▸ To be done:
Exactly repeat the material, dropping every picture from the copy.

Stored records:

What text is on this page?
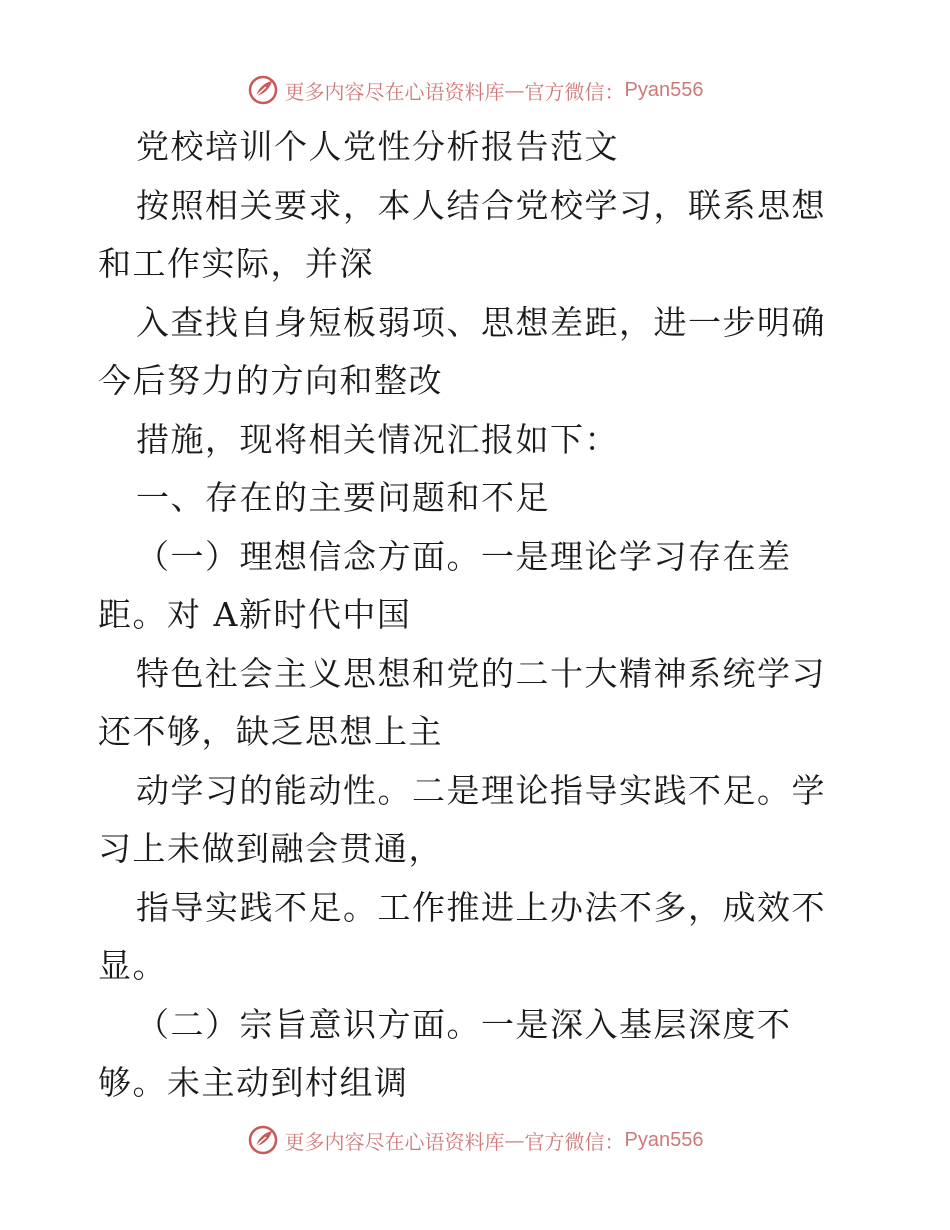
更多内容尽在心语资料库 — 官方微信： Pyan556

党校培训个人党性分析报告范文

按照相关要求，本人结合党校学习，联系思想和工作实际，并深

入查找自身短板弱项、思想差距，进一步明确今后努力的方向和整改

措施，现将相关情况汇报如下：

一、存在的主要问题和不足

（一）理想信念方面。一是理论学习存在差距。对 A新时代中国

特色社会主义思想和党的二十大精神系统学习还不够，缺乏思想上主

动学习的能动性。二是理论指导实践不足。学习上未做到融会贯通，

指导实践不足。工作推进上办法不多，成效不显。

（二）宗旨意识方面。一是深入基层深度不够。未主动到村组调

更多内容尽在心语资料库 — 官方微信： Pyan556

▸ Complete output:
What text is on this page?
更多内容尽在心语资料库 — 官方微信： Pyan556

党校培训个人党性分析报告范文

按照相关要求，本人结合党校学习，联系思想和工作实际，并深

入查找自身短板弱项、思想差距，进一步明确今后努力的方向和整改

措施，现将相关情况汇报如下：

一、存在的主要问题和不足

（一）理想信念方面。一是理论学习存在差距。对 A新时代中国

特色社会主义思想和党的二十大精神系统学习还不够，缺乏思想上主

动学习的能动性。二是理论指导实践不足。学习上未做到融会贯通，

指导实践不足。工作推进上办法不多，成效不显。

（二）宗旨意识方面。一是深入基层深度不够。未主动到村组调

更多内容尽在心语资料库 — 官方微信： Pyan556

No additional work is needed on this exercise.